Saved entries:
********************

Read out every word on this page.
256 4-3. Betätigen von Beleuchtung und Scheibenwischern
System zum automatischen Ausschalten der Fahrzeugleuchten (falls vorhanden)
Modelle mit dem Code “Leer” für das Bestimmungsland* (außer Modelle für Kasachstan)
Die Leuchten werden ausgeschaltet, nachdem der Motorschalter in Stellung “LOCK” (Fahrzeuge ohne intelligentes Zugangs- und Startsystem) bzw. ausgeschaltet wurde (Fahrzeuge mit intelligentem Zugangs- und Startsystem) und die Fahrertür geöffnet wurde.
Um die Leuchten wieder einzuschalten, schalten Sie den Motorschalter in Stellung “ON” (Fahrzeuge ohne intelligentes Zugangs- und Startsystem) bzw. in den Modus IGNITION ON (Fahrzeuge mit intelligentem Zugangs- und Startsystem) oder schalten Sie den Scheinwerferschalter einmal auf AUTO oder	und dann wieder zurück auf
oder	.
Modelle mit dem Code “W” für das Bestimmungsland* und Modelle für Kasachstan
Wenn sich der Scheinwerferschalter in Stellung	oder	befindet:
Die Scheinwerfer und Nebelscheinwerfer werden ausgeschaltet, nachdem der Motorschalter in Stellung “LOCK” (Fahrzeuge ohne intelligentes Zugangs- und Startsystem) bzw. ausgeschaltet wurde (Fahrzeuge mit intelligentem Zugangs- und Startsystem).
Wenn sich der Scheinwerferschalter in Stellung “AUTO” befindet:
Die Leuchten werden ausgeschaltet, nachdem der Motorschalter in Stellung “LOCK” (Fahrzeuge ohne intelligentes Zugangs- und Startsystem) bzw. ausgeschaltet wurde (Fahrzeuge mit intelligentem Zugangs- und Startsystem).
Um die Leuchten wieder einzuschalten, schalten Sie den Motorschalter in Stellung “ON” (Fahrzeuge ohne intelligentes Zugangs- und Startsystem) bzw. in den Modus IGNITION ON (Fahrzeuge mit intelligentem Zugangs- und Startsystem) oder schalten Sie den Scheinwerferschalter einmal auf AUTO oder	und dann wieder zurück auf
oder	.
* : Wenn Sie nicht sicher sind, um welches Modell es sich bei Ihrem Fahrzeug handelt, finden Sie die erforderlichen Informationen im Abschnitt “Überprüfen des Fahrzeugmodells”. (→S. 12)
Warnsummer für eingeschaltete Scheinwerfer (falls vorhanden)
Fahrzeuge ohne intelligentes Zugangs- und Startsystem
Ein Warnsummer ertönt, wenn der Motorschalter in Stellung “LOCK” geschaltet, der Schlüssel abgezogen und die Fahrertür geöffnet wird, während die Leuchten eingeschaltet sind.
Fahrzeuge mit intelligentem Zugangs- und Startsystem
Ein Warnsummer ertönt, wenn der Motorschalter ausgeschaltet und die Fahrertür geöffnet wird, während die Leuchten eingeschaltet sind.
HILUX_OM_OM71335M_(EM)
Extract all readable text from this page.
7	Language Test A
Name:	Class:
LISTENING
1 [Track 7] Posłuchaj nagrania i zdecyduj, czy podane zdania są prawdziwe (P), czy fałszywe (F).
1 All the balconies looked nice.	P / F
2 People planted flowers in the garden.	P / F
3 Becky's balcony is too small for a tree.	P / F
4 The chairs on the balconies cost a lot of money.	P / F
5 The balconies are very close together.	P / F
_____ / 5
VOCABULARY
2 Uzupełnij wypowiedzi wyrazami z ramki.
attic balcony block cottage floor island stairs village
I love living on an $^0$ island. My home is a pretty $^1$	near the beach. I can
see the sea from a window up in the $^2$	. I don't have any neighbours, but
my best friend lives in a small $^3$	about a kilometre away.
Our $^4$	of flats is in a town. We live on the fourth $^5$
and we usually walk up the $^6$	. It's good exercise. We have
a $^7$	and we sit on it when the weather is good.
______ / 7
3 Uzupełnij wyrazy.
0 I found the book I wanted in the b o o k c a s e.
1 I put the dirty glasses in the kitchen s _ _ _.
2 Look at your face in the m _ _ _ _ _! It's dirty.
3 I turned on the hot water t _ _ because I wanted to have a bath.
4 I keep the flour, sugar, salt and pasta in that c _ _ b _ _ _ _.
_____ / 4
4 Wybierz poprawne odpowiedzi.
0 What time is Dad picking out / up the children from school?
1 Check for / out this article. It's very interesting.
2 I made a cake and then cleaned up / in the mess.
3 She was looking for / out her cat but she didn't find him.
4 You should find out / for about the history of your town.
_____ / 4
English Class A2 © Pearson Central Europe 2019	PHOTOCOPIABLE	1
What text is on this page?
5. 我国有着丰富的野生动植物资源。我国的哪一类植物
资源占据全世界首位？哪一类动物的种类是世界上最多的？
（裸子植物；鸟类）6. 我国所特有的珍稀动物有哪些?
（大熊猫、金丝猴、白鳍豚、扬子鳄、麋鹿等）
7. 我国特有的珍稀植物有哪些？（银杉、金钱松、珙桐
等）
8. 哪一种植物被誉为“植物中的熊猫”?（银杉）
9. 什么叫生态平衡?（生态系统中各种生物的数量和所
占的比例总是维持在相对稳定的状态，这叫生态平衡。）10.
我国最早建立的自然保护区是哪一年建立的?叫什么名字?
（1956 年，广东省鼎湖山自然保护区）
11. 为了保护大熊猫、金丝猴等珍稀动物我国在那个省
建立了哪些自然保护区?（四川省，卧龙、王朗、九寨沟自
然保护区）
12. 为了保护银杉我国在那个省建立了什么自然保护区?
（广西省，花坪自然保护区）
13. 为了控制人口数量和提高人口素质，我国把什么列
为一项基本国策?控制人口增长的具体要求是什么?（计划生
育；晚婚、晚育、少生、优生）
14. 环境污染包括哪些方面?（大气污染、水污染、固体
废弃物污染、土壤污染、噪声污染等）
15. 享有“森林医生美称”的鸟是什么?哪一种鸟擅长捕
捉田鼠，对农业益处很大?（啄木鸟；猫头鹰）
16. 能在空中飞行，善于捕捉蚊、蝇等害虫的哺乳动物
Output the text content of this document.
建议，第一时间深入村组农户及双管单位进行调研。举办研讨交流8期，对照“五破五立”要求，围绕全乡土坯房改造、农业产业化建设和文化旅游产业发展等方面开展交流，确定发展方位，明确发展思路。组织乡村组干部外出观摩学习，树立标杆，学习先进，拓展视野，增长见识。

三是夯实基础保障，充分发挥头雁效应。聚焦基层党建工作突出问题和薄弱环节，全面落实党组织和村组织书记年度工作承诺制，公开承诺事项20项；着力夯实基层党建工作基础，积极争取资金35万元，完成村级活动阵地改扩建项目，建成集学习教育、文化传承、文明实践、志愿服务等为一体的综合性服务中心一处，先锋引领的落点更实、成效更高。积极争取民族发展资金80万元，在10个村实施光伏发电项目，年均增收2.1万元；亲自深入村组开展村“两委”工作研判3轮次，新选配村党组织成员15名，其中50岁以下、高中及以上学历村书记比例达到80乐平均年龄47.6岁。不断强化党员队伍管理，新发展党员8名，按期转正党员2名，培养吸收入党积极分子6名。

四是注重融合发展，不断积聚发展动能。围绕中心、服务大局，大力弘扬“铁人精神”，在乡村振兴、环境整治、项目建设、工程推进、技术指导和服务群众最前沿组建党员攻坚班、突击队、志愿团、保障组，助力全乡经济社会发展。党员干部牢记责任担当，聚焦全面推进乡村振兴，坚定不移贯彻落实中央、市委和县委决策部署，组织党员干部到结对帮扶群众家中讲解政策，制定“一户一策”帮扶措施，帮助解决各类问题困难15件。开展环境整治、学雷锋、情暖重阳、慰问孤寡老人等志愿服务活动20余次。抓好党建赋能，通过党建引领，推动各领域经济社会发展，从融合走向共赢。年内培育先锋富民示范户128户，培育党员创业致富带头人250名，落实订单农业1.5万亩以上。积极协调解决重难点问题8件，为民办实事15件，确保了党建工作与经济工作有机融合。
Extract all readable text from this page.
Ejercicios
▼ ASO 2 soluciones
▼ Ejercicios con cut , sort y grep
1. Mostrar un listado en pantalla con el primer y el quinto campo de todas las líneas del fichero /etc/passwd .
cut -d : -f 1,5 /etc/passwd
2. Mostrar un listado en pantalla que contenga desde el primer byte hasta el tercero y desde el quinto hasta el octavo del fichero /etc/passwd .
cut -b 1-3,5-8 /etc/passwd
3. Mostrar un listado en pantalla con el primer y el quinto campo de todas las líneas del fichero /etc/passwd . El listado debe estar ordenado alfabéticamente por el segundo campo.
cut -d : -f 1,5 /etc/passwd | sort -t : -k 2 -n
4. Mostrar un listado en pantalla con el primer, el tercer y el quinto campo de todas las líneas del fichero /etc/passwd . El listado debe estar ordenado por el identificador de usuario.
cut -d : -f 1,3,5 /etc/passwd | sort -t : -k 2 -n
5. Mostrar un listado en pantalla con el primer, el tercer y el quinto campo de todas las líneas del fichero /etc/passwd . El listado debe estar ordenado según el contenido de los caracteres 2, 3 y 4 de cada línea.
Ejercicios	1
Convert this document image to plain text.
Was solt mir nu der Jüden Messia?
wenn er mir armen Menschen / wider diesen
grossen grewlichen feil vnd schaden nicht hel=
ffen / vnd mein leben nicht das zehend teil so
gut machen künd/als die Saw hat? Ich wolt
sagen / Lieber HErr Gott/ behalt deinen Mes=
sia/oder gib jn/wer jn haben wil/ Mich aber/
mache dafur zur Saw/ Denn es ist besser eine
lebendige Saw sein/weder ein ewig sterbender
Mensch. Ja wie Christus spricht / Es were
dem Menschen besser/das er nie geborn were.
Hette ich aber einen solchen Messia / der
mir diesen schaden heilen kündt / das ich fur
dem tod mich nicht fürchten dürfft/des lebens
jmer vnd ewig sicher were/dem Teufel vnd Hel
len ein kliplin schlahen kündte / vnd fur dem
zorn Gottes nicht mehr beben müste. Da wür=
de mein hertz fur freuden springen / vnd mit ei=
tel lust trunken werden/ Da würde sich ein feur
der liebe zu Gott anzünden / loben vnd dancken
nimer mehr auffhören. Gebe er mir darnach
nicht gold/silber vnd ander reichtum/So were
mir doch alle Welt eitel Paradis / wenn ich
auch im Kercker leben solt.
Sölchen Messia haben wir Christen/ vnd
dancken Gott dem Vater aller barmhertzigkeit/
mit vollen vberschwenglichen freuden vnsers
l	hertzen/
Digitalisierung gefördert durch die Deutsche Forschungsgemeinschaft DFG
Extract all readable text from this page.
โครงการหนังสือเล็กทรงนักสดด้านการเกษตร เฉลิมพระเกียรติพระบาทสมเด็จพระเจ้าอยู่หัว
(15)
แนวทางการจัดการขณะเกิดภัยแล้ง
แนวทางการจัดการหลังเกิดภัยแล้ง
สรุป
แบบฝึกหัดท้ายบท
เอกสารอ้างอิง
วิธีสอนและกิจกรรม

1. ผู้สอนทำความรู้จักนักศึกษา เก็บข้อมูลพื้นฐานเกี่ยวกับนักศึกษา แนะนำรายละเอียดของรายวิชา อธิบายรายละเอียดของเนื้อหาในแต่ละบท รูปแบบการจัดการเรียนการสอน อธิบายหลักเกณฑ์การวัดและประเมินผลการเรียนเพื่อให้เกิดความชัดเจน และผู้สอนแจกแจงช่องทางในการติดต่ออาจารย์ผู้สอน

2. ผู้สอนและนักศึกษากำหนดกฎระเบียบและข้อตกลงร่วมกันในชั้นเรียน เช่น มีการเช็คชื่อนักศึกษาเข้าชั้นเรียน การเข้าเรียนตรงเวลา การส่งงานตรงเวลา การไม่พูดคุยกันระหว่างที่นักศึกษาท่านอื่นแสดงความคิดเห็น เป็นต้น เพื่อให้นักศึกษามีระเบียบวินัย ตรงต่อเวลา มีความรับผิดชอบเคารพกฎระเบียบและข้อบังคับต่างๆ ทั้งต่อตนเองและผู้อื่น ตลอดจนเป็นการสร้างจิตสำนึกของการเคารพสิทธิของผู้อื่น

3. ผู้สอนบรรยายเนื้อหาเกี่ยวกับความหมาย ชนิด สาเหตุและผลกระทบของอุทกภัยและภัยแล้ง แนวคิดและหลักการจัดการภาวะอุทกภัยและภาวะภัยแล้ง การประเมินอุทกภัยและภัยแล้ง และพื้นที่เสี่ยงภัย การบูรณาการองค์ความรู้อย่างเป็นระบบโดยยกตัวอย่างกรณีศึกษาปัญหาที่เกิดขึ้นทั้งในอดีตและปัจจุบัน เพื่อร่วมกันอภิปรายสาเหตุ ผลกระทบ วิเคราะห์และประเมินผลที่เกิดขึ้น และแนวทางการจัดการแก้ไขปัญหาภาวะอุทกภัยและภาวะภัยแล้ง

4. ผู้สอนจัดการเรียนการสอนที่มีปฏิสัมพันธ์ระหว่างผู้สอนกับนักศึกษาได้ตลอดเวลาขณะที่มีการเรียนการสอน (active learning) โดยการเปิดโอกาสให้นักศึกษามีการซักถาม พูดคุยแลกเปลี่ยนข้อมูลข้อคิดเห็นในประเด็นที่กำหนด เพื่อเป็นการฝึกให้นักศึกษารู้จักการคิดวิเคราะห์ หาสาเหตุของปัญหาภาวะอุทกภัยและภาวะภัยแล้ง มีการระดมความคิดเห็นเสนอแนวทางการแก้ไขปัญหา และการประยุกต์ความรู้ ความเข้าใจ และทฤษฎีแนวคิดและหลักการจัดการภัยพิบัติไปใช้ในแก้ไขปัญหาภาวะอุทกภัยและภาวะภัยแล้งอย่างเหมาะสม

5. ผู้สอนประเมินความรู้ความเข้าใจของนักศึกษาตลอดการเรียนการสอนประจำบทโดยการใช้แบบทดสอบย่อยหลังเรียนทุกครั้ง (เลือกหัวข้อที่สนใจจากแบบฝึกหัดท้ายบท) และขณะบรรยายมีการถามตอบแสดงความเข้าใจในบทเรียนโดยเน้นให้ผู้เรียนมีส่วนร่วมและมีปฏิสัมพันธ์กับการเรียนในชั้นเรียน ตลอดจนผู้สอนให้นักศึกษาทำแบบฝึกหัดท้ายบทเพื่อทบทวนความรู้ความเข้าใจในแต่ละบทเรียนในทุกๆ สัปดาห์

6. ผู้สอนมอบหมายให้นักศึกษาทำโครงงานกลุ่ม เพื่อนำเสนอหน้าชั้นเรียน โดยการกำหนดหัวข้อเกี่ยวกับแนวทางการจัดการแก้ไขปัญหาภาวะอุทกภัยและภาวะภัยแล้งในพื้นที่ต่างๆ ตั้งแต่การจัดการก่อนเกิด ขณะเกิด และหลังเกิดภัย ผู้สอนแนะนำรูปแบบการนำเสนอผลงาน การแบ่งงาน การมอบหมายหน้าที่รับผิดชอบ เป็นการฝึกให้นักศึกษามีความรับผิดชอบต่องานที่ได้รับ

********************

▶ **EXERCISE DETAILS**
From the material above, count the lines that include "passwd" and give only the total.

▶ **SOLUTION TO THIS PROBLEM**
9